Bagian Latihan:
1. Tolong salin bagian kutipan teks tentang HGB di laut Surabaya antara "Pemilik akun X" dan "Gunung Anyar, Surabaya.", termasuk kedua bagian itu.
2. Menurut kutipan teks tentang HGB di laut Surabaya, berapa luas HGB yang ditemukan melalui aplikasi Bhumi?

***** Kutipan Teks *****

Thanthowy Syamsuddin, warganet yang juga dosen FEB Unair menemukan keberadaan Hak Guna Bangunan (HGB) di laut Surabaya seluas 656 hektare melalui aplikasi Bhumi ATR/BPN. Dia berinisiatif menanyakan hal itu kepada Menteri Kelautan dan Perikanan (KKP) Sakti Wahyu Trenggono.
Pemilik akun X @thanthowy itu mengaku khawatir usai mengikuti isu HGB di atas laut di Tangerang. Dia mencoba melakukan penelusuran melalui aplikasi milik Kementerian ATR/BPN, Bhumi dan menemukan HGB seluas 656 hektare yang berada di timur Ecowisata Mangrove Gunung Anyar, Surabaya.
Dia pun berinisiatif menepis kekhawatirannya dengan bertanya langsung kepada Sakti Wahyu Trenggono melalui pesan WhatsApp. Dia tanyakan perihal pengeluaran sertifikat HGB di laut itu dan kaitannya dengan Proyek Strategis Nasional (PSN) di sekitar lokasi itu.

***** Data yang Diberikan *****

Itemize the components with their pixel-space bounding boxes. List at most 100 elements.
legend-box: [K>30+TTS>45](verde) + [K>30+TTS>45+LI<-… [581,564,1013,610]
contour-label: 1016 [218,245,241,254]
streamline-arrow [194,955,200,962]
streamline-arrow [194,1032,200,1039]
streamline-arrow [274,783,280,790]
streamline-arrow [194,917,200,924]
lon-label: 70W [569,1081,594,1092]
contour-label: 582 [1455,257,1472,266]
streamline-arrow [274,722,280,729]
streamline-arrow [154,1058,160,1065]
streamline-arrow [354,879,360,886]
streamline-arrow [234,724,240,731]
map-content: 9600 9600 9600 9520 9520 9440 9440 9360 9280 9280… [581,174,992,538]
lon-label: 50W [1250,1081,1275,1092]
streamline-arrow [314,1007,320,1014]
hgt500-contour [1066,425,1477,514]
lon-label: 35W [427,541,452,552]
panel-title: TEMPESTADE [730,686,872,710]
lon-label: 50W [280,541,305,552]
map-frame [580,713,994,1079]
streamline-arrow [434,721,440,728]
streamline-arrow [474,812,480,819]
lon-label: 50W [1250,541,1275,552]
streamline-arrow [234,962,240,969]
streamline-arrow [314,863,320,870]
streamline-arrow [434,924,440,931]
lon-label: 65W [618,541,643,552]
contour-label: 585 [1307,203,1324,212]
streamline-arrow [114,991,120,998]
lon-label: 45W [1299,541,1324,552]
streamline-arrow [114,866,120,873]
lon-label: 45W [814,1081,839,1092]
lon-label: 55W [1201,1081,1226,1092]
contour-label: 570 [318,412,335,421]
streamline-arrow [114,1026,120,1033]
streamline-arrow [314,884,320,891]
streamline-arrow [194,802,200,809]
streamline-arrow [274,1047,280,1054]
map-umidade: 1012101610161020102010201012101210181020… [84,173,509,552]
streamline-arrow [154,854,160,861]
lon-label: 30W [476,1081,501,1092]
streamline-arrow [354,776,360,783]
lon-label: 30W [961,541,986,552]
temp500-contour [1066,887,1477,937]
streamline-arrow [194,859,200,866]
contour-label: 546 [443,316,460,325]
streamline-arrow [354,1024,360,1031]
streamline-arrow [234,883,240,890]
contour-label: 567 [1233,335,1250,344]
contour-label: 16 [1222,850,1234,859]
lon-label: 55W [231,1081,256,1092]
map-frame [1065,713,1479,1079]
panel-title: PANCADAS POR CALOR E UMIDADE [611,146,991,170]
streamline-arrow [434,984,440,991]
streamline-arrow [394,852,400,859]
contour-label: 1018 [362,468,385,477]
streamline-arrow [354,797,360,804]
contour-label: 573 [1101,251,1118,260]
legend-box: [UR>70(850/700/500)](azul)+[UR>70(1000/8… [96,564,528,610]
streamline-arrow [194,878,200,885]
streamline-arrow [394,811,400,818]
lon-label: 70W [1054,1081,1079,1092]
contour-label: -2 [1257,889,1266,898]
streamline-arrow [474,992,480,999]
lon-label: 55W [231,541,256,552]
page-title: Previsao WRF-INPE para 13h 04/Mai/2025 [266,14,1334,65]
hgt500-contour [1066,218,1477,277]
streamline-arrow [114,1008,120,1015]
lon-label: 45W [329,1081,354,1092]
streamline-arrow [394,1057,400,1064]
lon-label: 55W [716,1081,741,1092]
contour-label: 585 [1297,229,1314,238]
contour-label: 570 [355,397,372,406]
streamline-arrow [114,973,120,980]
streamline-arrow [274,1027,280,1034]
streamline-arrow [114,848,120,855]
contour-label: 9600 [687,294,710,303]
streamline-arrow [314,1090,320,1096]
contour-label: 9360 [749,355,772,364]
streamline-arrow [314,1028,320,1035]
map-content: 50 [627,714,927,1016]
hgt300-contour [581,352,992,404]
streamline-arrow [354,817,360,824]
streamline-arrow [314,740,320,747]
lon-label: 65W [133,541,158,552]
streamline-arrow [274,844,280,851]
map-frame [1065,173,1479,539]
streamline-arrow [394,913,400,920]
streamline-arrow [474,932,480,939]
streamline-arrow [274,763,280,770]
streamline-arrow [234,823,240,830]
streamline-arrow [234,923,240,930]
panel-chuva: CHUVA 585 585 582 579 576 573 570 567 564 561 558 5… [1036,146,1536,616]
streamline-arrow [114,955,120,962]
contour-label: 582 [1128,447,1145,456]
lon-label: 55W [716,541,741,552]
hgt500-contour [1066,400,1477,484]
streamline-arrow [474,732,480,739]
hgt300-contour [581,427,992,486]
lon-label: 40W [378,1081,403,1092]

*****

Jawaban Latihan:
1.
Pemilik akun X @thanthowy itu mengaku khawatir usai mengikuti isu HGB di atas laut di Tangerang. Dia mencoba melakukan penelusuran melalui aplikasi milik Kementerian ATR/BPN, Bhumi dan menemukan HGB seluas 656 hektare yang berada di timur Ecowisata Mangrove Gunung Anyar, Surabaya.

2. 656 hektare.